## Exercise brief
Go through the data and copy every line exactly, but not the images.

## Extracts from a graphics dataset
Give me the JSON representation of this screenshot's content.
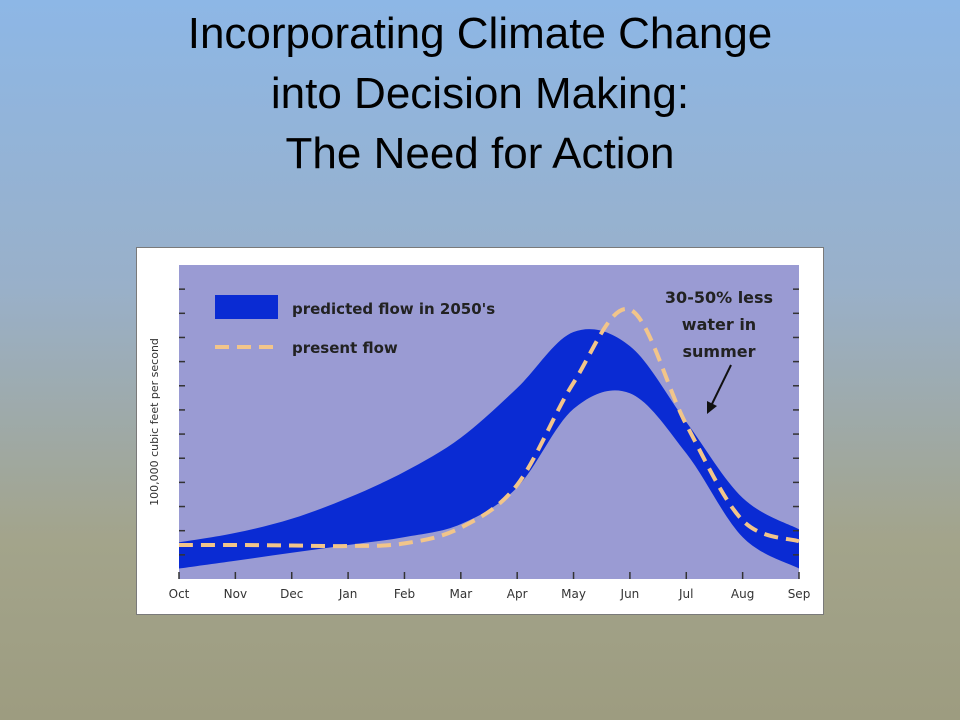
{
  "slide": {
    "title_lines": [
      "Incorporating Climate Change",
      "into Decision Making:",
      "The Need for Action"
    ]
  },
  "chart_data": {
    "type": "area",
    "ylabel": "100,000 cubic feet per second",
    "xlabel": "",
    "categories": [
      "Oct",
      "Nov",
      "Dec",
      "Jan",
      "Feb",
      "Mar",
      "Apr",
      "May",
      "Jun",
      "Jul",
      "Aug",
      "Sep"
    ],
    "ylim": [
      0,
      6
    ],
    "y_tick_count": 12,
    "series": [
      {
        "name": "predicted flow in 2050's",
        "kind": "band",
        "color": "#0a2bd3",
        "upper": [
          0.7,
          0.88,
          1.15,
          1.55,
          2.05,
          2.7,
          3.65,
          4.72,
          4.45,
          3.0,
          1.55,
          0.95
        ],
        "lower": [
          0.2,
          0.35,
          0.5,
          0.65,
          0.8,
          1.05,
          1.75,
          3.25,
          3.55,
          2.4,
          0.8,
          0.2
        ]
      },
      {
        "name": "present flow",
        "kind": "line",
        "dash": true,
        "color": "#f2c58a",
        "values": [
          0.65,
          0.65,
          0.64,
          0.63,
          0.68,
          0.98,
          1.8,
          3.75,
          5.15,
          2.95,
          1.12,
          0.72
        ]
      }
    ],
    "annotation": {
      "lines": [
        "30-50% less",
        "water in",
        "summer"
      ]
    },
    "colors": {
      "plot_background": "#9a9bd3",
      "band": "#0a2bd3",
      "present": "#f2c58a",
      "frame_background": "#ffffff"
    },
    "legend_position": "top-left",
    "grid": false
  }
}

## Solution
Give me the JSON representation of this screenshot's content.
{
  "slide": {
    "title_lines": [
      "Incorporating Climate Change",
      "into Decision Making:",
      "The Need for Action"
    ]
  },
  "chart_data": {
    "type": "area",
    "ylabel": "100,000 cubic feet per second",
    "xlabel": "",
    "categories": [
      "Oct",
      "Nov",
      "Dec",
      "Jan",
      "Feb",
      "Mar",
      "Apr",
      "May",
      "Jun",
      "Jul",
      "Aug",
      "Sep"
    ],
    "ylim": [
      0,
      6
    ],
    "y_tick_count": 12,
    "series": [
      {
        "name": "predicted flow in 2050's",
        "kind": "band",
        "color": "#0a2bd3",
        "upper": [
          0.7,
          0.88,
          1.15,
          1.55,
          2.05,
          2.7,
          3.65,
          4.72,
          4.45,
          3.0,
          1.55,
          0.95
        ],
        "lower": [
          0.2,
          0.35,
          0.5,
          0.65,
          0.8,
          1.05,
          1.75,
          3.25,
          3.55,
          2.4,
          0.8,
          0.2
        ]
      },
      {
        "name": "present flow",
        "kind": "line",
        "dash": true,
        "color": "#f2c58a",
        "values": [
          0.65,
          0.65,
          0.64,
          0.63,
          0.68,
          0.98,
          1.8,
          3.75,
          5.15,
          2.95,
          1.12,
          0.72
        ]
      }
    ],
    "annotation": {
      "lines": [
        "30-50% less",
        "water in",
        "summer"
      ]
    },
    "colors": {
      "plot_background": "#9a9bd3",
      "band": "#0a2bd3",
      "present": "#f2c58a",
      "frame_background": "#ffffff"
    },
    "legend_position": "top-left",
    "grid": false
  }
}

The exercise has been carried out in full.